Chart and figure data
▶
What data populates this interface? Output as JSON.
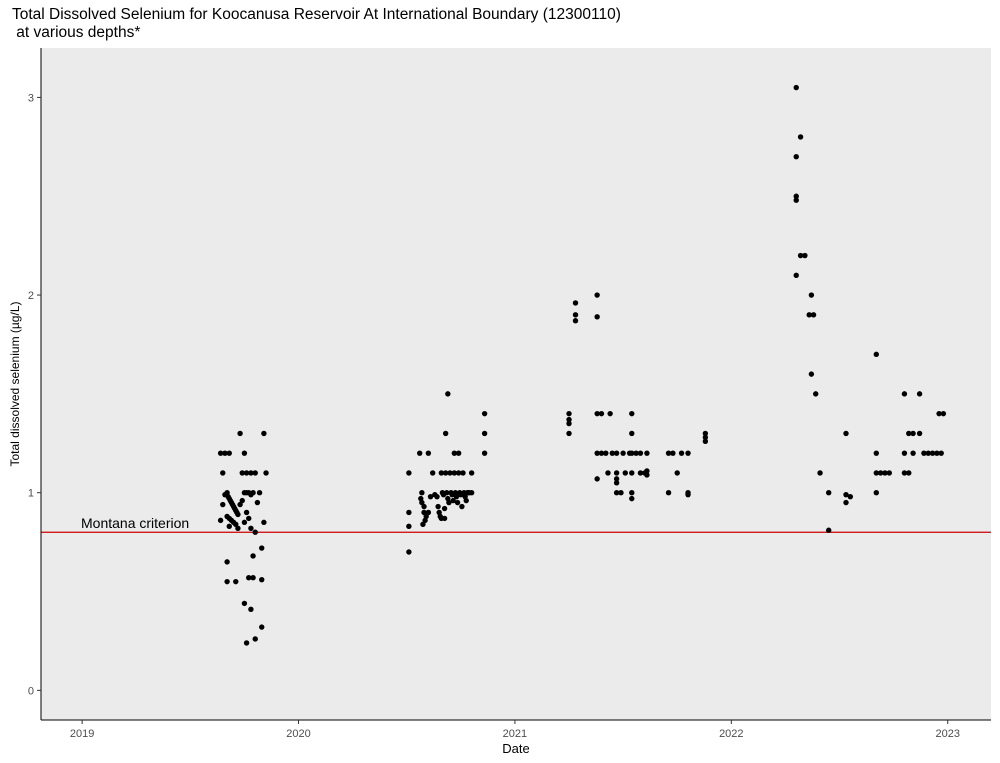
{
  "chart_data": {
    "type": "scatter",
    "title": "Total Dissolved Selenium for Koocanusa Reservoir At International Boundary (12300110)",
    "subtitle": " at various depths*",
    "xlabel": "Date",
    "ylabel": "Total dissolved selenium (µg/L)",
    "x_ticks": [
      "2019",
      "2020",
      "2021",
      "2022",
      "2023"
    ],
    "y_ticks": [
      0,
      1,
      2,
      3
    ],
    "xlim": [
      2018.81,
      2023.2
    ],
    "ylim": [
      -0.15,
      3.25
    ],
    "grid": false,
    "colors": {
      "panel": "#ebebeb",
      "points": "#000000",
      "criterion": "#cc0000"
    },
    "reference_line": {
      "y": 0.8,
      "label": "Montana criterion"
    },
    "points": [
      [
        2019.64,
        1.2
      ],
      [
        2019.66,
        1.2
      ],
      [
        2019.68,
        1.2
      ],
      [
        2019.65,
        1.1
      ],
      [
        2019.73,
        1.3
      ],
      [
        2019.75,
        1.2
      ],
      [
        2019.74,
        1.1
      ],
      [
        2019.76,
        1.1
      ],
      [
        2019.78,
        1.1
      ],
      [
        2019.8,
        1.1
      ],
      [
        2019.84,
        1.3
      ],
      [
        2019.85,
        1.1
      ],
      [
        2019.65,
        0.94
      ],
      [
        2019.66,
        0.99
      ],
      [
        2019.67,
        1.0
      ],
      [
        2019.675,
        0.98
      ],
      [
        2019.68,
        0.97
      ],
      [
        2019.685,
        0.96
      ],
      [
        2019.69,
        0.95
      ],
      [
        2019.695,
        0.94
      ],
      [
        2019.7,
        0.93
      ],
      [
        2019.705,
        0.92
      ],
      [
        2019.71,
        0.91
      ],
      [
        2019.715,
        0.9
      ],
      [
        2019.72,
        0.89
      ],
      [
        2019.67,
        0.88
      ],
      [
        2019.68,
        0.87
      ],
      [
        2019.69,
        0.86
      ],
      [
        2019.7,
        0.85
      ],
      [
        2019.71,
        0.84
      ],
      [
        2019.68,
        0.83
      ],
      [
        2019.72,
        0.82
      ],
      [
        2019.73,
        0.94
      ],
      [
        2019.74,
        0.96
      ],
      [
        2019.75,
        1.0
      ],
      [
        2019.76,
        1.0
      ],
      [
        2019.77,
        1.0
      ],
      [
        2019.78,
        0.99
      ],
      [
        2019.79,
        1.0
      ],
      [
        2019.82,
        1.0
      ],
      [
        2019.81,
        0.95
      ],
      [
        2019.76,
        0.9
      ],
      [
        2019.77,
        0.87
      ],
      [
        2019.64,
        0.86
      ],
      [
        2019.84,
        0.85
      ],
      [
        2019.78,
        0.82
      ],
      [
        2019.8,
        0.8
      ],
      [
        2019.75,
        0.85
      ],
      [
        2019.67,
        0.65
      ],
      [
        2019.67,
        0.55
      ],
      [
        2019.71,
        0.55
      ],
      [
        2019.77,
        0.57
      ],
      [
        2019.79,
        0.57
      ],
      [
        2019.83,
        0.56
      ],
      [
        2019.79,
        0.68
      ],
      [
        2019.83,
        0.72
      ],
      [
        2019.75,
        0.44
      ],
      [
        2019.78,
        0.41
      ],
      [
        2019.83,
        0.32
      ],
      [
        2019.8,
        0.26
      ],
      [
        2019.76,
        0.24
      ],
      [
        2020.51,
        1.1
      ],
      [
        2020.51,
        0.83
      ],
      [
        2020.51,
        0.9
      ],
      [
        2020.51,
        0.7
      ],
      [
        2020.56,
        1.2
      ],
      [
        2020.6,
        1.2
      ],
      [
        2020.57,
        1.0
      ],
      [
        2020.565,
        0.97
      ],
      [
        2020.57,
        0.95
      ],
      [
        2020.58,
        0.93
      ],
      [
        2020.58,
        0.9
      ],
      [
        2020.59,
        0.88
      ],
      [
        2020.585,
        0.86
      ],
      [
        2020.575,
        0.84
      ],
      [
        2020.6,
        0.9
      ],
      [
        2020.61,
        0.98
      ],
      [
        2020.62,
        1.1
      ],
      [
        2020.63,
        0.99
      ],
      [
        2020.64,
        0.98
      ],
      [
        2020.645,
        0.93
      ],
      [
        2020.65,
        0.9
      ],
      [
        2020.655,
        0.88
      ],
      [
        2020.66,
        1.1
      ],
      [
        2020.665,
        1.0
      ],
      [
        2020.67,
        0.99
      ],
      [
        2020.675,
        0.92
      ],
      [
        2020.68,
        1.1
      ],
      [
        2020.685,
        1.0
      ],
      [
        2020.69,
        0.97
      ],
      [
        2020.695,
        0.95
      ],
      [
        2020.7,
        1.1
      ],
      [
        2020.705,
        1.0
      ],
      [
        2020.71,
        0.99
      ],
      [
        2020.715,
        0.96
      ],
      [
        2020.72,
        1.1
      ],
      [
        2020.725,
        1.0
      ],
      [
        2020.73,
        0.98
      ],
      [
        2020.735,
        0.95
      ],
      [
        2020.74,
        1.1
      ],
      [
        2020.745,
        1.0
      ],
      [
        2020.75,
        0.99
      ],
      [
        2020.755,
        0.93
      ],
      [
        2020.76,
        1.1
      ],
      [
        2020.765,
        1.0
      ],
      [
        2020.77,
        0.98
      ],
      [
        2020.775,
        0.96
      ],
      [
        2020.78,
        1.0
      ],
      [
        2020.785,
        1.0
      ],
      [
        2020.79,
        1.0
      ],
      [
        2020.8,
        1.1
      ],
      [
        2020.8,
        1.0
      ],
      [
        2020.68,
        1.3
      ],
      [
        2020.69,
        1.5
      ],
      [
        2020.72,
        1.2
      ],
      [
        2020.74,
        1.2
      ],
      [
        2020.86,
        1.4
      ],
      [
        2020.86,
        1.3
      ],
      [
        2020.86,
        1.2
      ],
      [
        2020.66,
        0.87
      ],
      [
        2020.675,
        0.87
      ],
      [
        2021.25,
        1.4
      ],
      [
        2021.25,
        1.37
      ],
      [
        2021.25,
        1.35
      ],
      [
        2021.25,
        1.3
      ],
      [
        2021.28,
        1.96
      ],
      [
        2021.28,
        1.9
      ],
      [
        2021.28,
        1.87
      ],
      [
        2021.38,
        2.0
      ],
      [
        2021.38,
        1.89
      ],
      [
        2021.38,
        1.4
      ],
      [
        2021.4,
        1.4
      ],
      [
        2021.44,
        1.4
      ],
      [
        2021.38,
        1.2
      ],
      [
        2021.4,
        1.2
      ],
      [
        2021.42,
        1.2
      ],
      [
        2021.38,
        1.07
      ],
      [
        2021.43,
        1.1
      ],
      [
        2021.45,
        1.2
      ],
      [
        2021.47,
        1.2
      ],
      [
        2021.47,
        1.1
      ],
      [
        2021.47,
        1.07
      ],
      [
        2021.47,
        1.05
      ],
      [
        2021.47,
        1.0
      ],
      [
        2021.49,
        1.0
      ],
      [
        2021.5,
        1.2
      ],
      [
        2021.51,
        1.1
      ],
      [
        2021.53,
        1.2
      ],
      [
        2021.54,
        1.4
      ],
      [
        2021.54,
        1.3
      ],
      [
        2021.54,
        1.2
      ],
      [
        2021.54,
        1.1
      ],
      [
        2021.54,
        1.0
      ],
      [
        2021.54,
        0.97
      ],
      [
        2021.56,
        1.2
      ],
      [
        2021.58,
        1.2
      ],
      [
        2021.58,
        1.1
      ],
      [
        2021.6,
        1.1
      ],
      [
        2021.61,
        1.2
      ],
      [
        2021.61,
        1.11
      ],
      [
        2021.61,
        1.09
      ],
      [
        2021.71,
        1.2
      ],
      [
        2021.71,
        1.0
      ],
      [
        2021.73,
        1.2
      ],
      [
        2021.75,
        1.1
      ],
      [
        2021.77,
        1.2
      ],
      [
        2021.8,
        1.2
      ],
      [
        2021.8,
        1.0
      ],
      [
        2021.8,
        0.99
      ],
      [
        2021.88,
        1.3
      ],
      [
        2021.88,
        1.28
      ],
      [
        2021.88,
        1.26
      ],
      [
        2022.3,
        3.05
      ],
      [
        2022.3,
        2.7
      ],
      [
        2022.3,
        2.5
      ],
      [
        2022.3,
        2.48
      ],
      [
        2022.3,
        2.1
      ],
      [
        2022.32,
        2.8
      ],
      [
        2022.32,
        2.2
      ],
      [
        2022.34,
        2.2
      ],
      [
        2022.37,
        2.0
      ],
      [
        2022.36,
        1.9
      ],
      [
        2022.38,
        1.9
      ],
      [
        2022.37,
        1.6
      ],
      [
        2022.39,
        1.5
      ],
      [
        2022.41,
        1.1
      ],
      [
        2022.45,
        1.0
      ],
      [
        2022.45,
        0.81
      ],
      [
        2022.53,
        1.3
      ],
      [
        2022.53,
        0.99
      ],
      [
        2022.53,
        0.95
      ],
      [
        2022.55,
        0.98
      ],
      [
        2022.67,
        1.7
      ],
      [
        2022.67,
        1.2
      ],
      [
        2022.67,
        1.1
      ],
      [
        2022.67,
        1.0
      ],
      [
        2022.69,
        1.1
      ],
      [
        2022.71,
        1.1
      ],
      [
        2022.73,
        1.1
      ],
      [
        2022.8,
        1.5
      ],
      [
        2022.8,
        1.2
      ],
      [
        2022.8,
        1.1
      ],
      [
        2022.82,
        1.3
      ],
      [
        2022.82,
        1.1
      ],
      [
        2022.84,
        1.3
      ],
      [
        2022.84,
        1.2
      ],
      [
        2022.87,
        1.5
      ],
      [
        2022.87,
        1.3
      ],
      [
        2022.89,
        1.2
      ],
      [
        2022.91,
        1.2
      ],
      [
        2022.93,
        1.2
      ],
      [
        2022.95,
        1.2
      ],
      [
        2022.96,
        1.4
      ],
      [
        2022.98,
        1.4
      ],
      [
        2022.97,
        1.2
      ]
    ]
  }
}
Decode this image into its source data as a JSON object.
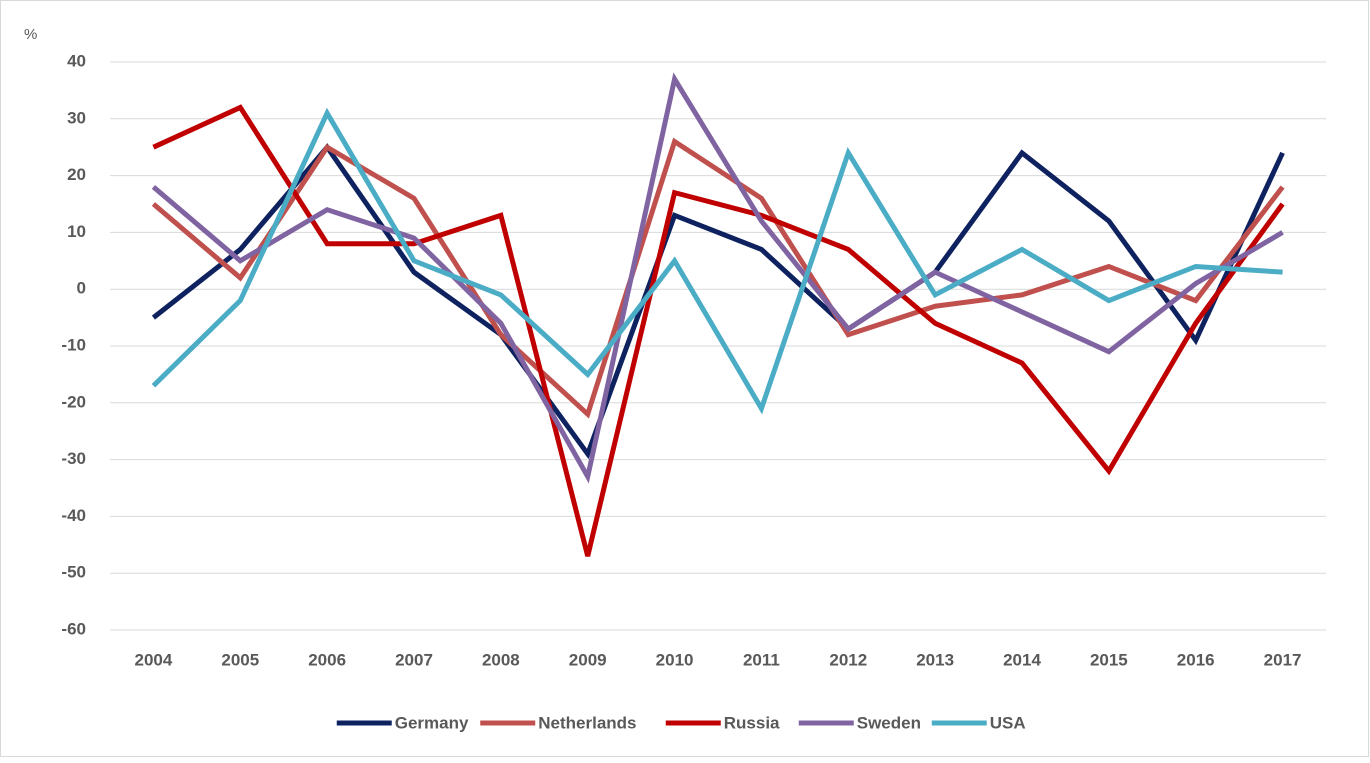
◀
> _The problem_
Within the listing above, copy each line that has the string "this".

> _Answer to the exercise_
What data populates this interface? Output as JSON.
Decode this image into its source data as a JSON object.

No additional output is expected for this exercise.